(begin)

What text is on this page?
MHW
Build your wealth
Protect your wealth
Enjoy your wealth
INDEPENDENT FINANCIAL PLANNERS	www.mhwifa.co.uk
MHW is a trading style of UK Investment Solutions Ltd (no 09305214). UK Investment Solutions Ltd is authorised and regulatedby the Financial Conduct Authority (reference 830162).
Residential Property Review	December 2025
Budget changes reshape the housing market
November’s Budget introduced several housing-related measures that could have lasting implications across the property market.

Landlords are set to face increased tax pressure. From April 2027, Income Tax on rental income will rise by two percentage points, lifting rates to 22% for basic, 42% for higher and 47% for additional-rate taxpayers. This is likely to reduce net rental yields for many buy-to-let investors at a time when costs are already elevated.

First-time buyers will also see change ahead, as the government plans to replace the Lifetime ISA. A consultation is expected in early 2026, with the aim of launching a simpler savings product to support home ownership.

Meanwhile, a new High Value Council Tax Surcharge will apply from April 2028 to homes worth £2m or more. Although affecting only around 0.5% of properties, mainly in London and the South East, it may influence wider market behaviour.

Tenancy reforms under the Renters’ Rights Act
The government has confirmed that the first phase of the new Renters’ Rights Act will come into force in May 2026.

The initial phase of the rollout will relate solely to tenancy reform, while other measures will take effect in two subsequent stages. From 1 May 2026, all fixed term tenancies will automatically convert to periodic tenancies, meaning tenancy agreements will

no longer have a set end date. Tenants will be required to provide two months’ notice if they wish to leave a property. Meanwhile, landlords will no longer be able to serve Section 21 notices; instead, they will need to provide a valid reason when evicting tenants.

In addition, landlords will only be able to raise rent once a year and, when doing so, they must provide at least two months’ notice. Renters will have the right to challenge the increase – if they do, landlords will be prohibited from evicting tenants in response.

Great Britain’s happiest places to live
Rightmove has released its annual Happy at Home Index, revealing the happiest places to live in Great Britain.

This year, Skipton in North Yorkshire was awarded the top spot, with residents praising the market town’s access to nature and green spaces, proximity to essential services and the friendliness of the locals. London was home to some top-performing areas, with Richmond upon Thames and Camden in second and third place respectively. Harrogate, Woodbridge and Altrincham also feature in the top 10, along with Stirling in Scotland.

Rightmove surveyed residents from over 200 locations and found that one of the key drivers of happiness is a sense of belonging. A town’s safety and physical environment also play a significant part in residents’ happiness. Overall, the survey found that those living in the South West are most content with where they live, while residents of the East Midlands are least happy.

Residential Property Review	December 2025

(end)

*GIVEN EXERCISE*.
Identify which lines contain the word "provide" and copy each one.

*SOLUTION TO THE EXERCISE*.
no longer have a set end date. Tenants will be required to provide two months’ notice if they wish to leave a property. Meanwhile, landlords will no longer be able to serve Section 21 notices; instead, they will need to provide a valid reason when evicting tenants.
In addition, landlords will only be able to raise rent once a year and, when doing so, they must provide at least two months’ notice. Renters will have the right to challenge the increase – if they do, landlords will be prohibited from evicting tenants in response.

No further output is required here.